* **STATED PROBLEM**: Recast the listing from the line with "What elements are" to the line with "type-filter-all[interactable]: All (428, 464, 445, 481)", both included, as a JSON list of strings with one string per line and blank lines omitted.

* **THE INPUT**:
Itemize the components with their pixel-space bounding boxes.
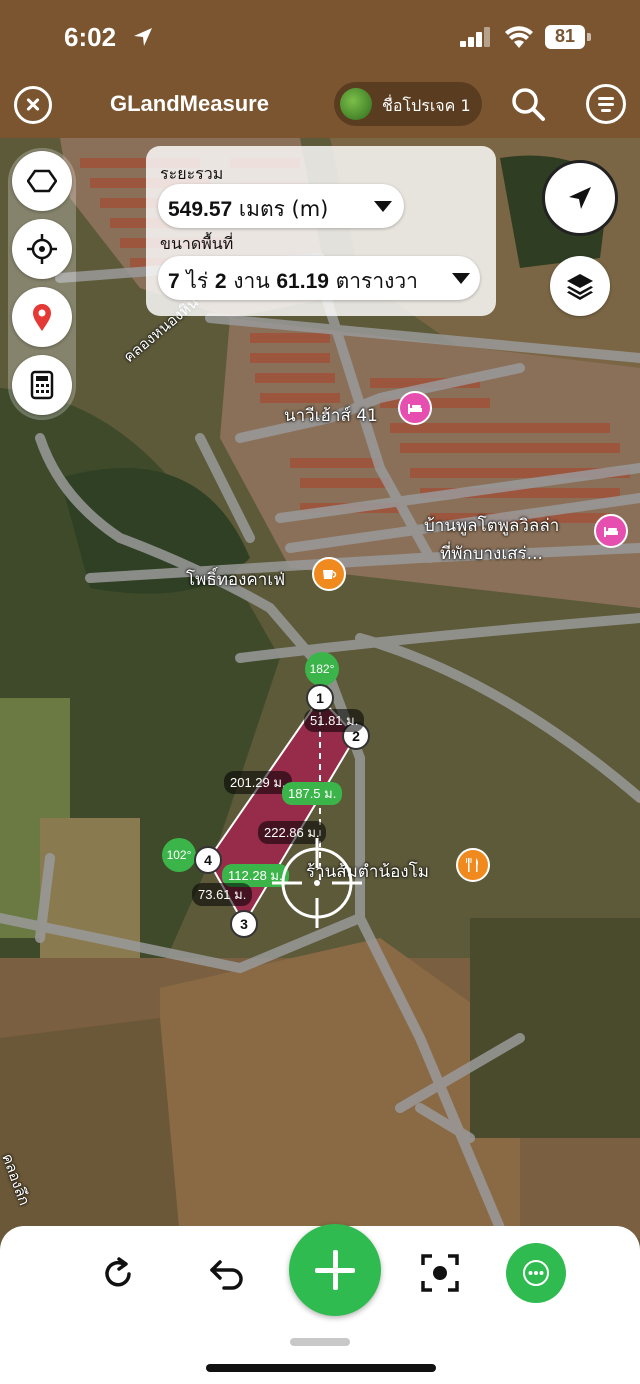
* * *
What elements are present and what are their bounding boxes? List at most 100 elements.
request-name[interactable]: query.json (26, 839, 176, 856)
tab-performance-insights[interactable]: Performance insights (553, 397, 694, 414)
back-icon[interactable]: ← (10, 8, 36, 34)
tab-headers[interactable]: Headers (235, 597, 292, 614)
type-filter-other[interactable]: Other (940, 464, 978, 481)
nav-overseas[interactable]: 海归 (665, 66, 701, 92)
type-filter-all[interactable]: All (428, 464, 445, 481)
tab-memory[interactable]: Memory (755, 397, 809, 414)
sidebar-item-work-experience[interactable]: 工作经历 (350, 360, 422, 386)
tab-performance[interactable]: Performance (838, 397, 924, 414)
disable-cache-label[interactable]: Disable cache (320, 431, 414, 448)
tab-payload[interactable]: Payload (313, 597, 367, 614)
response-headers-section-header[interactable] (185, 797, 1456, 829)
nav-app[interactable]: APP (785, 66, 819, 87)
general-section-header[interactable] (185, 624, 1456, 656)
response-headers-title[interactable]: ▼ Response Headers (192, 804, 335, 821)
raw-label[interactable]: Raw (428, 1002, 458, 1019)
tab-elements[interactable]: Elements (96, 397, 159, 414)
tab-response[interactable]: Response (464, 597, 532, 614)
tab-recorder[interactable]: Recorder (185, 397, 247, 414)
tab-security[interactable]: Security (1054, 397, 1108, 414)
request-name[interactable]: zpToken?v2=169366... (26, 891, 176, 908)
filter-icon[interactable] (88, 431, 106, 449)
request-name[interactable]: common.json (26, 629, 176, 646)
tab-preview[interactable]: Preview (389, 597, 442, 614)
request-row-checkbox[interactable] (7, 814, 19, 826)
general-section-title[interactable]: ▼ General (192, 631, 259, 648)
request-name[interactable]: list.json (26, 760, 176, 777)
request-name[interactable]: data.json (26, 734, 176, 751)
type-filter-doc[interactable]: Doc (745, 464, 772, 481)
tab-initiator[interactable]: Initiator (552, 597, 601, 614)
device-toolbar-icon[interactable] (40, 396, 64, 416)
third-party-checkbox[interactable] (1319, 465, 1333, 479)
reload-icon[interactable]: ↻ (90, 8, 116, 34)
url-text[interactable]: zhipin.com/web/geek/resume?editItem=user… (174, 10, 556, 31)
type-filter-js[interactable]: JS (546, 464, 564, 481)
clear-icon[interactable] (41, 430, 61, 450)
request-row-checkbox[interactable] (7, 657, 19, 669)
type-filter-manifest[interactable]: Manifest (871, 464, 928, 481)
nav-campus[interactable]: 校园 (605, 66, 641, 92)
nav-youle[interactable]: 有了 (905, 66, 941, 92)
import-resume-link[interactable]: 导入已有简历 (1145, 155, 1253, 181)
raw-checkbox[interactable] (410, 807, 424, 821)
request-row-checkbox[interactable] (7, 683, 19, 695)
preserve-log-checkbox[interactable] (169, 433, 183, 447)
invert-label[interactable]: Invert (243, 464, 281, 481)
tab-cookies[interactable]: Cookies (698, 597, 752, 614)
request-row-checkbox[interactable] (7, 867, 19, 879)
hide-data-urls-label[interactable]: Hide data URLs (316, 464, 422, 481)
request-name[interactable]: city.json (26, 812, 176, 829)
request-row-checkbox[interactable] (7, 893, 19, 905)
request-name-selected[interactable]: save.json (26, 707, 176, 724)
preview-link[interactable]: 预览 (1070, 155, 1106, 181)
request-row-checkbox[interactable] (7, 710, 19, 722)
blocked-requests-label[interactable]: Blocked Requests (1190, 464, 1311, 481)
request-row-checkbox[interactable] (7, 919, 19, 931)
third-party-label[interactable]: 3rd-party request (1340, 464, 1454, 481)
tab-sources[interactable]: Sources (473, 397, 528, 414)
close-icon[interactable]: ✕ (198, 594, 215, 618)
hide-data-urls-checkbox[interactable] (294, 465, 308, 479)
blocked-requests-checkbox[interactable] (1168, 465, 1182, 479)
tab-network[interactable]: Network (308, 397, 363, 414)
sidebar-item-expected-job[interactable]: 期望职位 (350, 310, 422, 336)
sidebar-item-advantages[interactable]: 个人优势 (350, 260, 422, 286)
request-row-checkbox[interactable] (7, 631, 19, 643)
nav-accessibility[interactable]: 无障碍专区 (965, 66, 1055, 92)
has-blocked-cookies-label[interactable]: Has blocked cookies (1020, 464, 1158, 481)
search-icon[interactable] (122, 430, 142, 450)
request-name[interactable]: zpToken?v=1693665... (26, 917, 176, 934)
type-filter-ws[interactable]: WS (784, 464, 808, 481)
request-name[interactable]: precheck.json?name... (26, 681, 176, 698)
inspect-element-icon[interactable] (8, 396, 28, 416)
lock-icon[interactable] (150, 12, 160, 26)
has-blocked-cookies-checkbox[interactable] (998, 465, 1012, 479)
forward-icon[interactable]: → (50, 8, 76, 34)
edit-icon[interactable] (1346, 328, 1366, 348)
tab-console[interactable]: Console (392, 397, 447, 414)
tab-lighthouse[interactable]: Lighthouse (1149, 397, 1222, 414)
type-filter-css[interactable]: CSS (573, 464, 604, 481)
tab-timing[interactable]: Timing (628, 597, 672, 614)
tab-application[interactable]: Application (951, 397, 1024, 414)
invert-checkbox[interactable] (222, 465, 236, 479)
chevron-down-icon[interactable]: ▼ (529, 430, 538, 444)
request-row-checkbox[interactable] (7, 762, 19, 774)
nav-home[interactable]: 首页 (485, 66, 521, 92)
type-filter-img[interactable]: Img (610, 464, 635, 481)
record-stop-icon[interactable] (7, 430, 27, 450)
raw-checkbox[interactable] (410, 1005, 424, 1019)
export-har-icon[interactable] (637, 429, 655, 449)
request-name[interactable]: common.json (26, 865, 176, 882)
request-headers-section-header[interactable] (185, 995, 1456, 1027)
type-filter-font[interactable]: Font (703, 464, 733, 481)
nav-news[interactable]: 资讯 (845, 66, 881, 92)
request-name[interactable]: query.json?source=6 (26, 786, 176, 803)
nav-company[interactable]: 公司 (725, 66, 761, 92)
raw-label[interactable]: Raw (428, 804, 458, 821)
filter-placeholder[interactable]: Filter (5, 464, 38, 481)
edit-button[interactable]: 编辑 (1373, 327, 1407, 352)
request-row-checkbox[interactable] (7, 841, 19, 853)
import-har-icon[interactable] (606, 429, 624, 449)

* **FINISHED ANSWER**:
[
  "What elements are present and what are their bounding boxes? List at most 100 elements.",
  "request-name[interactable]: query.json (26, 839, 176, 856)",
  "tab-performance-insights[interactable]: Performance insights (553, 397, 694, 414)",
  "back-icon[interactable]: ← (10, 8, 36, 34)",
  "tab-headers[interactable]: Headers (235, 597, 292, 614)",
  "type-filter-other[interactable]: Other (940, 464, 978, 481)",
  "nav-overseas[interactable]: 海归 (665, 66, 701, 92)",
  "type-filter-all[interactable]: All (428, 464, 445, 481)"
]